→ **PROBLEM TO SOLVE**: Exactly as written, quote every line that follows, skipping the images.

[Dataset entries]
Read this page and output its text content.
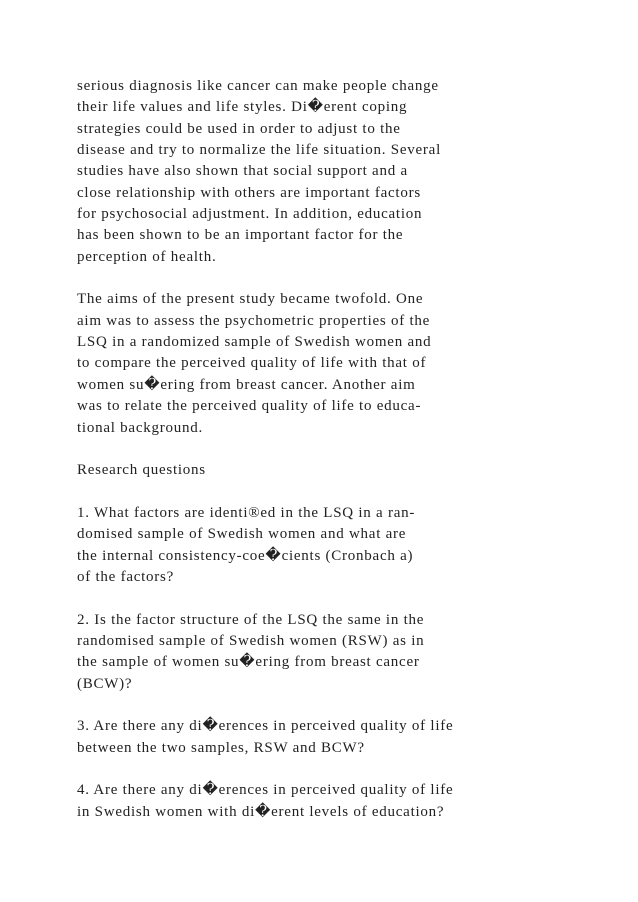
serious diagnosis like cancer can make people change
their life values and life styles. Di�erent coping
strategies could be used in order to adjust to the
disease and try to normalize the life situation. Several
studies have also shown that social support and a
close relationship with others are important factors
for psychosocial adjustment. In addition, education
has been shown to be an important factor for the
perception of health.
The aims of the present study became twofold. One
aim was to assess the psychometric properties of the
LSQ in a randomized sample of Swedish women and
to compare the perceived quality of life with that of
women su�ering from breast cancer. Another aim
was to relate the perceived quality of life to educa-
tional background.
Research questions
1. What factors are identi®ed in the LSQ in a ran-
domised sample of Swedish women and what are
the internal consistency-coe�cients (Cronbach a)
of the factors?
2. Is the factor structure of the LSQ the same in the
randomised sample of Swedish women (RSW) as in
the sample of women su�ering from breast cancer
(BCW)?
3. Are there any di�erences in perceived quality of life
between the two samples, RSW and BCW?
4. Are there any di�erences in perceived quality of life
in Swedish women with di�erent levels of education?
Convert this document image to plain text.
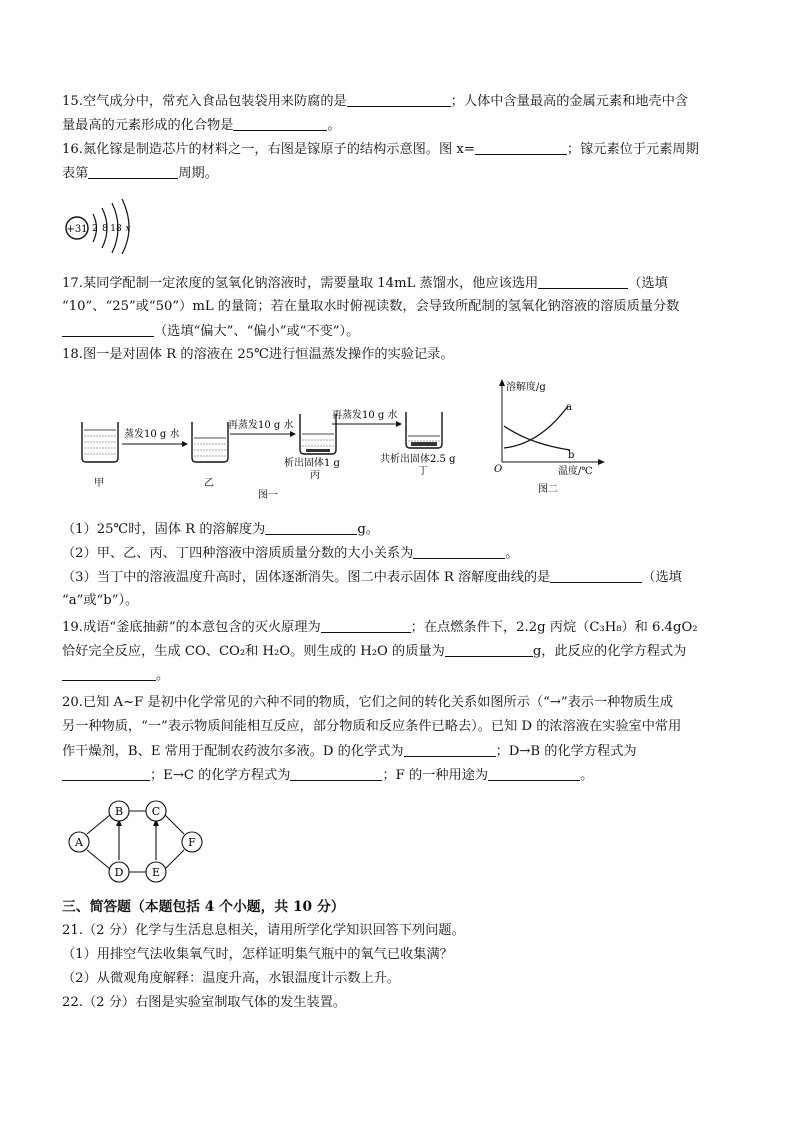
15.空气成分中，常充入食品包装袋用来防腐的是	；人体中含量最高的金属元素和地壳中含
量最高的元素形成的化合物是	。
16.氮化镓是制造芯片的材料之一，右图是镓原子的结构示意图。图 x=	；镓元素位于元素周期
表第	周期。
+31 2 8 18 x
17.某同学配制一定浓度的氢氧化钠溶液时，需要量取 14mL 蒸馏水，他应该选用	（选填
“10”、“25”或“50”）mL 的量筒；若在量取水时俯视读数，会导致所配制的氢氧化钠溶液的溶质质量分数
（选填“偏大”、“偏小”或“不变”）。
18.图一是对固体 R 的溶液在 25℃进行恒温蒸发操作的实验记录。
甲
蒸发10 g 水
乙
再蒸发10 g 水
析出固体1 g
丙
再蒸发10 g 水
共析出固体2.5 g
丁
图一
溶解度/g
温度/℃
O
a
b
图二
（1）25℃时，固体 R 的溶解度为	g。
（2）甲、乙、丙、丁四种溶液中溶质质量分数的大小关系为	。
（3）当丁中的溶液温度升高时，固体逐渐消失。图二中表示固体 R 溶解度曲线的是	（选填
“a”或“b”）。
19.成语“釜底抽薪”的本意包含的灭火原理为	；在点燃条件下，2.2g 丙烷（C₃H₈）和 6.4gO₂
恰好完全反应，生成 CO、CO₂和 H₂O。则生成的 H₂O 的质量为	g，此反应的化学方程式为
。
20.已知 A~F 是初中化学常见的六种不同的物质，它们之间的转化关系如图所示（“→”表示一种物质生成
另一种物质，“一”表示物质间能相互反应，部分物质和反应条件已略去）。已知 D 的浓溶液在实验室中常用
作干燥剂，B、E 常用于配制农药波尔多液。D 的化学式为	；D→B 的化学方程式为
；E→C 的化学方程式为	；F 的一种用途为	。
A
B	C
D	E
F
三、简答题（本题包括 4 个小题，共 10 分）
21.（2 分）化学与生活息息相关，请用所学化学知识回答下列问题。
（1）用排空气法收集氧气时，怎样证明集气瓶中的氧气已收集满？
（2）从微观角度解释：温度升高，水银温度计示数上升。
22.（2 分）右图是实验室制取气体的发生装置。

→ **SOLUTION TO THE PROBLEM**:
Read this page and output its text content.
serious diagnosis like cancer can make people change
their life values and life styles. Di�erent coping
strategies could be used in order to adjust to the
disease and try to normalize the life situation. Several
studies have also shown that social support and a
close relationship with others are important factors
for psychosocial adjustment. In addition, education
has been shown to be an important factor for the
perception of health.
The aims of the present study became twofold. One
aim was to assess the psychometric properties of the
LSQ in a randomized sample of Swedish women and
to compare the perceived quality of life with that of
women su�ering from breast cancer. Another aim
was to relate the perceived quality of life to educa-
tional background.
Research questions
1. What factors are identi®ed in the LSQ in a ran-
domised sample of Swedish women and what are
the internal consistency-coe�cients (Cronbach a)
of the factors?
2. Is the factor structure of the LSQ the same in the
randomised sample of Swedish women (RSW) as in
the sample of women su�ering from breast cancer
(BCW)?
3. Are there any di�erences in perceived quality of life
between the two samples, RSW and BCW?
4. Are there any di�erences in perceived quality of life
in Swedish women with di�erent levels of education?
Convert this document image to plain text.
15.空气成分中，常充入食品包装袋用来防腐的是	；人体中含量最高的金属元素和地壳中含
量最高的元素形成的化合物是	。
16.氮化镓是制造芯片的材料之一，右图是镓原子的结构示意图。图 x=	；镓元素位于元素周期
表第	周期。
+31 2 8 18 x
17.某同学配制一定浓度的氢氧化钠溶液时，需要量取 14mL 蒸馏水，他应该选用	（选填
“10”、“25”或“50”）mL 的量筒；若在量取水时俯视读数，会导致所配制的氢氧化钠溶液的溶质质量分数
（选填“偏大”、“偏小”或“不变”）。
18.图一是对固体 R 的溶液在 25℃进行恒温蒸发操作的实验记录。
甲
蒸发10 g 水
乙
再蒸发10 g 水
析出固体1 g
丙
再蒸发10 g 水
共析出固体2.5 g
丁
图一
溶解度/g
温度/℃
O
a
b
图二
（1）25℃时，固体 R 的溶解度为	g。
（2）甲、乙、丙、丁四种溶液中溶质质量分数的大小关系为	。
（3）当丁中的溶液温度升高时，固体逐渐消失。图二中表示固体 R 溶解度曲线的是	（选填
“a”或“b”）。
19.成语“釜底抽薪”的本意包含的灭火原理为	；在点燃条件下，2.2g 丙烷（C₃H₈）和 6.4gO₂
恰好完全反应，生成 CO、CO₂和 H₂O。则生成的 H₂O 的质量为	g，此反应的化学方程式为
。
20.已知 A~F 是初中化学常见的六种不同的物质，它们之间的转化关系如图所示（“→”表示一种物质生成
另一种物质，“一”表示物质间能相互反应，部分物质和反应条件已略去）。已知 D 的浓溶液在实验室中常用
作干燥剂，B、E 常用于配制农药波尔多液。D 的化学式为	；D→B 的化学方程式为
；E→C 的化学方程式为	；F 的一种用途为	。
A
B	C
D	E
F
三、简答题（本题包括 4 个小题，共 10 分）
21.（2 分）化学与生活息息相关，请用所学化学知识回答下列问题。
（1）用排空气法收集氧气时，怎样证明集气瓶中的氧气已收集满？
（2）从微观角度解释：温度升高，水银温度计示数上升。
22.（2 分）右图是实验室制取气体的发生装置。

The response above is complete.